Task objective> Would you quote every entry exactly, dropping only the pictures?

##############################

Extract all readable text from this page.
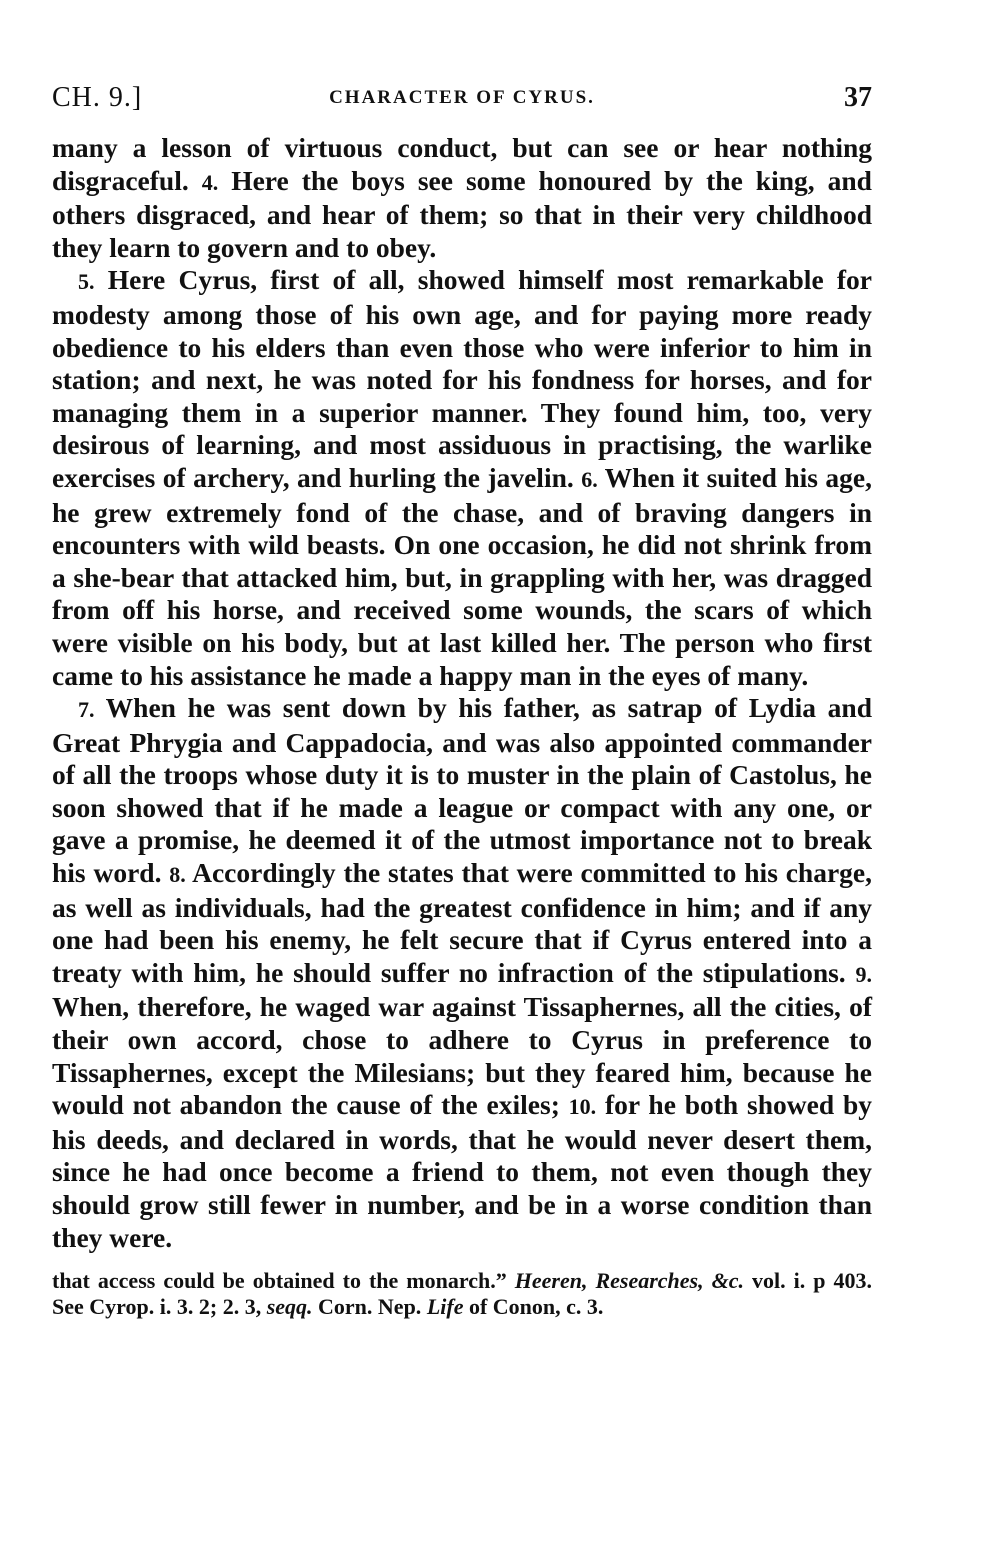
CH. 9.]	CHARACTER OF CYRUS.	37

many a lesson of virtuous conduct, but can see or hear nothing disgraceful. 4. Here the boys see some honoured by the king, and others disgraced, and hear of them; so that in their very childhood they learn to govern and to obey.

5. Here Cyrus, first of all, showed himself most remarkable for modesty among those of his own age, and for paying more ready obedience to his elders than even those who were inferior to him in station; and next, he was noted for his fondness for horses, and for managing them in a superior manner. They found him, too, very desirous of learning, and most assiduous in practising, the warlike exercises of archery, and hurling the javelin. 6. When it suited his age, he grew extremely fond of the chase, and of braving dangers in encounters with wild beasts. On one occasion, he did not shrink from a she-bear that attacked him, but, in grappling with her, was dragged from off his horse, and received some wounds, the scars of which were visible on his body, but at last killed her. The person who first came to his assistance he made a happy man in the eyes of many.

7. When he was sent down by his father, as satrap of Lydia and Great Phrygia and Cappadocia, and was also appointed commander of all the troops whose duty it is to muster in the plain of Castolus, he soon showed that if he made a league or compact with any one, or gave a promise, he deemed it of the utmost importance not to break his word. 8. Accordingly the states that were committed to his charge, as well as individuals, had the greatest confidence in him; and if any one had been his enemy, he felt secure that if Cyrus entered into a treaty with him, he should suffer no infraction of the stipulations. 9. When, therefore, he waged war against Tissaphernes, all the cities, of their own accord, chose to adhere to Cyrus in preference to Tissaphernes, except the Milesians; but they feared him, because he would not abandon the cause of the exiles; 10. for he both showed by his deeds, and declared in words, that he would never desert them, since he had once become a friend to them, not even though they should grow still fewer in number, and be in a worse condition than they were.

that access could be obtained to the monarch.” Heeren, Researches, &c. vol. i. p 403. See Cyrop. i. 3. 2; 2. 3, seqq. Corn. Nep. Life of Conon, c. 3.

##############################

Exercise solution>
Extract all readable text from this page.
CH. 9.]	CHARACTER OF CYRUS.	37

many a lesson of virtuous conduct, but can see or hear nothing disgraceful. 4. Here the boys see some honoured by the king, and others disgraced, and hear of them; so that in their very childhood they learn to govern and to obey.

5. Here Cyrus, first of all, showed himself most remarkable for modesty among those of his own age, and for paying more ready obedience to his elders than even those who were inferior to him in station; and next, he was noted for his fondness for horses, and for managing them in a superior manner. They found him, too, very desirous of learning, and most assiduous in practising, the warlike exercises of archery, and hurling the javelin. 6. When it suited his age, he grew extremely fond of the chase, and of braving dangers in encounters with wild beasts. On one occasion, he did not shrink from a she-bear that attacked him, but, in grappling with her, was dragged from off his horse, and received some wounds, the scars of which were visible on his body, but at last killed her. The person who first came to his assistance he made a happy man in the eyes of many.

7. When he was sent down by his father, as satrap of Lydia and Great Phrygia and Cappadocia, and was also appointed commander of all the troops whose duty it is to muster in the plain of Castolus, he soon showed that if he made a league or compact with any one, or gave a promise, he deemed it of the utmost importance not to break his word. 8. Accordingly the states that were committed to his charge, as well as individuals, had the greatest confidence in him; and if any one had been his enemy, he felt secure that if Cyrus entered into a treaty with him, he should suffer no infraction of the stipulations. 9. When, therefore, he waged war against Tissaphernes, all the cities, of their own accord, chose to adhere to Cyrus in preference to Tissaphernes, except the Milesians; but they feared him, because he would not abandon the cause of the exiles; 10. for he both showed by his deeds, and declared in words, that he would never desert them, since he had once become a friend to them, not even though they should grow still fewer in number, and be in a worse condition than they were.

that access could be obtained to the monarch.” Heeren, Researches, &c. vol. i. p 403. See Cyrop. i. 3. 2; 2. 3, seqq. Corn. Nep. Life of Conon, c. 3.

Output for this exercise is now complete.